** Start MATERIAL SHOWN **

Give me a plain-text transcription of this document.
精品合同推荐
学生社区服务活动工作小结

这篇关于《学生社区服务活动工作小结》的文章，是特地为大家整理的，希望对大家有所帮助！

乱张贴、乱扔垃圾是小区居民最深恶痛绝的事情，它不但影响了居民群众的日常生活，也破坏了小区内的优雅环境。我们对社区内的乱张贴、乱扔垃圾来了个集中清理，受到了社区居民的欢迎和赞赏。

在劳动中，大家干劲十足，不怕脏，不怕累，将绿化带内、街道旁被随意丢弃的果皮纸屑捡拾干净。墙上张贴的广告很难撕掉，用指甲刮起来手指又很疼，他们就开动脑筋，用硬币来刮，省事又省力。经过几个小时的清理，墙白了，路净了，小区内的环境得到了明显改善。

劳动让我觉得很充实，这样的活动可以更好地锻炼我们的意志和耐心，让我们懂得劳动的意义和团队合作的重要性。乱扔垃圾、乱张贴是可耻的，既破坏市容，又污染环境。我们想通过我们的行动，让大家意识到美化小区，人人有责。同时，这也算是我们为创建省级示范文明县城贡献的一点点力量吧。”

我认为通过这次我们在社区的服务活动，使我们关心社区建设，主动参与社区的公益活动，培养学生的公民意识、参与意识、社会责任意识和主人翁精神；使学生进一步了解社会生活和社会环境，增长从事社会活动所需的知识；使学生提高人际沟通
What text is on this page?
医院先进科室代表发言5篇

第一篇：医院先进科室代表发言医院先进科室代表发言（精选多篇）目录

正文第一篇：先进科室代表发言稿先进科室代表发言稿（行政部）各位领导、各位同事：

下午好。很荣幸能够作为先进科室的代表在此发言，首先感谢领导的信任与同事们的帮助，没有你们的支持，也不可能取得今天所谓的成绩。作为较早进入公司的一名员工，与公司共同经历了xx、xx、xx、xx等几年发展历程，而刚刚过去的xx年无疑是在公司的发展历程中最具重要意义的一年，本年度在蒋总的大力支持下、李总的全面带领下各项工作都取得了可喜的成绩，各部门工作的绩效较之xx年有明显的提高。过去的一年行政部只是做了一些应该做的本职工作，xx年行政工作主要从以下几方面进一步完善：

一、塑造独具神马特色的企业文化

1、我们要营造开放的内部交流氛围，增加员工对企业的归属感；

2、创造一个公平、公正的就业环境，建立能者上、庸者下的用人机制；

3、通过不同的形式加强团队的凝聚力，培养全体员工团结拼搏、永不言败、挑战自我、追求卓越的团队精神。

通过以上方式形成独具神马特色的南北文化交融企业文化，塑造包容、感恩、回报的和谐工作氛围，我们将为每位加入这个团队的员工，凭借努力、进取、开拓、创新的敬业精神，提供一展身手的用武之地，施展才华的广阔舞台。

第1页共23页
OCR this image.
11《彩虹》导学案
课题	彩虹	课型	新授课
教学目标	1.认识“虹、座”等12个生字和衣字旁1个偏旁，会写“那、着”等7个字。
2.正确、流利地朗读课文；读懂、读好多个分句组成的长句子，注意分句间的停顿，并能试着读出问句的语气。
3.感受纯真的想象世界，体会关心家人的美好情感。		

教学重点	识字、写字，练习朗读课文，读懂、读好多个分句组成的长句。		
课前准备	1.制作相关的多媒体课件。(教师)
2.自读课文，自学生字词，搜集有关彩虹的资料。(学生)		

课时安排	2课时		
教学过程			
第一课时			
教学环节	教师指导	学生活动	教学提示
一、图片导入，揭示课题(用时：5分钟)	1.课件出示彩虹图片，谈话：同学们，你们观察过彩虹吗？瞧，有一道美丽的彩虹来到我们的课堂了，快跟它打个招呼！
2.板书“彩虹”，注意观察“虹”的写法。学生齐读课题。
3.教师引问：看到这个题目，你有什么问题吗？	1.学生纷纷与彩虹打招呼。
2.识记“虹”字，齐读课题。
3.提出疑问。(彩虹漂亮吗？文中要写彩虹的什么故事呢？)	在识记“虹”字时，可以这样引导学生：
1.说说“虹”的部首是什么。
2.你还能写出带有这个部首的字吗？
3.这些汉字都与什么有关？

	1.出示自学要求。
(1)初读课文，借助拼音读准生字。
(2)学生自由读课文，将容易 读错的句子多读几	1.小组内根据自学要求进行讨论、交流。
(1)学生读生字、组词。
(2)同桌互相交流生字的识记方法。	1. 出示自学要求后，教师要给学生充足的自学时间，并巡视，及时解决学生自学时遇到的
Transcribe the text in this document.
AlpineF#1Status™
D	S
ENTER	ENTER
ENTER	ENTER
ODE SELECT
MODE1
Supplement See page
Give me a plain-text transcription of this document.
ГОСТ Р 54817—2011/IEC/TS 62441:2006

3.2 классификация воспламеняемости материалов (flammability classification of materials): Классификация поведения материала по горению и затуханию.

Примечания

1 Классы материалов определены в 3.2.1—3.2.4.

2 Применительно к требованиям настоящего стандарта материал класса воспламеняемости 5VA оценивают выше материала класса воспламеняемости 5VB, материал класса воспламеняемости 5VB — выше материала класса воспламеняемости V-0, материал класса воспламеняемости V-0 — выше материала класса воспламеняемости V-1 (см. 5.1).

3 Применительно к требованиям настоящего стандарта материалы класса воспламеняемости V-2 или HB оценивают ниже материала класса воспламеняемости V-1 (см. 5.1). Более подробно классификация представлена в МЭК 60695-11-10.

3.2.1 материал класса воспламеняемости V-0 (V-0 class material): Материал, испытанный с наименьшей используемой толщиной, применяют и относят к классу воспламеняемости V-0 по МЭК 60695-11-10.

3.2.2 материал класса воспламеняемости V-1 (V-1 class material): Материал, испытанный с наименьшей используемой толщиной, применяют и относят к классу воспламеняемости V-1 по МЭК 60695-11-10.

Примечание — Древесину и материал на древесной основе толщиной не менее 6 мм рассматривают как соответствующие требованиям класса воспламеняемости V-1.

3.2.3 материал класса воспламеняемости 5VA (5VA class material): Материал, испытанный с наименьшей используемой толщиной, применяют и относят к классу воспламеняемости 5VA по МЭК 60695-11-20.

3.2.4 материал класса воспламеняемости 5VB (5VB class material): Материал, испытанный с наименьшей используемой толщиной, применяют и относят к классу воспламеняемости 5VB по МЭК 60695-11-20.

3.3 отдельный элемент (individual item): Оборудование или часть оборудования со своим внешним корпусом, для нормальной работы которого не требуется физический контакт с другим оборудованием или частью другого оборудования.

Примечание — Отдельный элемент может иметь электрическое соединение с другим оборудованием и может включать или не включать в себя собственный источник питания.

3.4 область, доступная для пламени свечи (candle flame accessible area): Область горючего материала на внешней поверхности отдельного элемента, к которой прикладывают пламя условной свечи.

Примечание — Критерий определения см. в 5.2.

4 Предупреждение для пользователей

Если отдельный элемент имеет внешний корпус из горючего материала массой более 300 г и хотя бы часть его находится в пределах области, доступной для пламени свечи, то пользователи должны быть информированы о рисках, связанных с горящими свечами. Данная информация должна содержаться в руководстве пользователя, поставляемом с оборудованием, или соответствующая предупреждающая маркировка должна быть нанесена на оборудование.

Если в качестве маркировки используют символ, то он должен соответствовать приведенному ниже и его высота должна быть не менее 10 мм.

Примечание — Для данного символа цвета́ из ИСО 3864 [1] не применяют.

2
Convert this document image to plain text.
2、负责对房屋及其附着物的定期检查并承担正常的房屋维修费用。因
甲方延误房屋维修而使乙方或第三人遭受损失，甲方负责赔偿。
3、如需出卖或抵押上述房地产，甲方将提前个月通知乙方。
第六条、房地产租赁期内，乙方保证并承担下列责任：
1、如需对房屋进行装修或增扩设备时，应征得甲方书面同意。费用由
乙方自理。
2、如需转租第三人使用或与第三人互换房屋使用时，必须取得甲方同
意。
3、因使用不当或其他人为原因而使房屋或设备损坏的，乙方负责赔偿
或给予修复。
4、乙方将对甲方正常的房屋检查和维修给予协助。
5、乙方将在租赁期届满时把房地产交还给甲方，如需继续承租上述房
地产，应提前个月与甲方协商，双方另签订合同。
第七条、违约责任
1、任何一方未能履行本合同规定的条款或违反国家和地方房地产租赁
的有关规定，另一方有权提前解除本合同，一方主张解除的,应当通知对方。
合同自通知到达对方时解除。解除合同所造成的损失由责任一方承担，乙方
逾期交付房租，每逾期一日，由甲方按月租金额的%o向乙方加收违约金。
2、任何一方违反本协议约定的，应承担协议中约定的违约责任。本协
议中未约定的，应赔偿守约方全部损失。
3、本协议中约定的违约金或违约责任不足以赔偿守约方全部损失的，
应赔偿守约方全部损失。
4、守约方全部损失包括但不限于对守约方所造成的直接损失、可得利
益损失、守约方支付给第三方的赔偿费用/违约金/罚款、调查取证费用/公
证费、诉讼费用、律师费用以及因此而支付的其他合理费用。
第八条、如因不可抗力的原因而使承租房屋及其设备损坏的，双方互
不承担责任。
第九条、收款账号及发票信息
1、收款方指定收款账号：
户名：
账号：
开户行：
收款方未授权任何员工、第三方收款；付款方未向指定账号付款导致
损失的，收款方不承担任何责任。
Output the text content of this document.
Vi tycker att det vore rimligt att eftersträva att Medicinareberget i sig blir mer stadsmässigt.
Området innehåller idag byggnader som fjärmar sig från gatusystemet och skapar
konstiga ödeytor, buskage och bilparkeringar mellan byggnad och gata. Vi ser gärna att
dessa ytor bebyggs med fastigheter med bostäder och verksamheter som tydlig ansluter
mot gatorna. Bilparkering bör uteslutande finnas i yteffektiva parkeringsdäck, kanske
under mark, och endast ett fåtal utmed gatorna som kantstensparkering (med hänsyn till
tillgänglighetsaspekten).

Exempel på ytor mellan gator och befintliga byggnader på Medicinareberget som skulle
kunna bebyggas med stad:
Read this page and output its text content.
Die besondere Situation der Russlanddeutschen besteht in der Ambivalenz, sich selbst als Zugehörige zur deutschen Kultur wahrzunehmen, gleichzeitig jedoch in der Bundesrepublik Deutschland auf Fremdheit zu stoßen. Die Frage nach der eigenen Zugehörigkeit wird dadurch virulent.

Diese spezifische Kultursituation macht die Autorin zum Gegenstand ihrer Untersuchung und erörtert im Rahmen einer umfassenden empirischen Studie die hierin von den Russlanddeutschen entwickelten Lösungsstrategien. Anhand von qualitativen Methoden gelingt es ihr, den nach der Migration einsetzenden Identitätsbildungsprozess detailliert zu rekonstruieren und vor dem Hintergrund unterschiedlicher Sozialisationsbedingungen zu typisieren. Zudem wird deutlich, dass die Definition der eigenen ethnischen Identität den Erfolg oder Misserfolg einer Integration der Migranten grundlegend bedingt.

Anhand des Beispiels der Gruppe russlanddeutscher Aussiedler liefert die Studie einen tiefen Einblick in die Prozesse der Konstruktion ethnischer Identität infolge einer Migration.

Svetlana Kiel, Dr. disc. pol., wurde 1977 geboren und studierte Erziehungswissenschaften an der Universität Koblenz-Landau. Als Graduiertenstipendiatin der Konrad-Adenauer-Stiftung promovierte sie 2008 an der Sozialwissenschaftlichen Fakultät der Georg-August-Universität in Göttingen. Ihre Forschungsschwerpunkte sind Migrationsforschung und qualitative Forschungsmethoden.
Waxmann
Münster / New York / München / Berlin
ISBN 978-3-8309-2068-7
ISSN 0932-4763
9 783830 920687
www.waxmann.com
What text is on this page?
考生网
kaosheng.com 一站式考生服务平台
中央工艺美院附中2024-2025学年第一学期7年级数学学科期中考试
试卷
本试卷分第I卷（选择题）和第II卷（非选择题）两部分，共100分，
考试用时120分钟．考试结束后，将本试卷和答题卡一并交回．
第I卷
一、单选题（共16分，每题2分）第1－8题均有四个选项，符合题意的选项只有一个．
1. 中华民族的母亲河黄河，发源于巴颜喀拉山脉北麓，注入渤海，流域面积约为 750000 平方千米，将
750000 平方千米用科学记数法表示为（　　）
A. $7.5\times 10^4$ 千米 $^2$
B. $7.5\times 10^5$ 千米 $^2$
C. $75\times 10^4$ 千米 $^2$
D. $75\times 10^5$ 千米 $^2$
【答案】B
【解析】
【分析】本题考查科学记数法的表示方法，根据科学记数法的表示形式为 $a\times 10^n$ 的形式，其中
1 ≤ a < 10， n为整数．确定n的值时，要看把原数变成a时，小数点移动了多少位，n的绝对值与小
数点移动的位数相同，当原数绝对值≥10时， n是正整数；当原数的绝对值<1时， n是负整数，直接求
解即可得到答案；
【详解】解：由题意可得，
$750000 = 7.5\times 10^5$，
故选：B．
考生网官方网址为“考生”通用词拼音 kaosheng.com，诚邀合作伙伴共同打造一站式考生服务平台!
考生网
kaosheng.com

** End MATERIAL SHOWN **

OBJECTIVE: Check each line of the records above for "материалов", and copy those that have it.

FINAL ANSWER:
3.2 классификация воспламеняемости материалов (flammability classification of materials): Классификация поведения материала по горению и затуханию.
1 Классы материалов определены в 3.2.1—3.2.4.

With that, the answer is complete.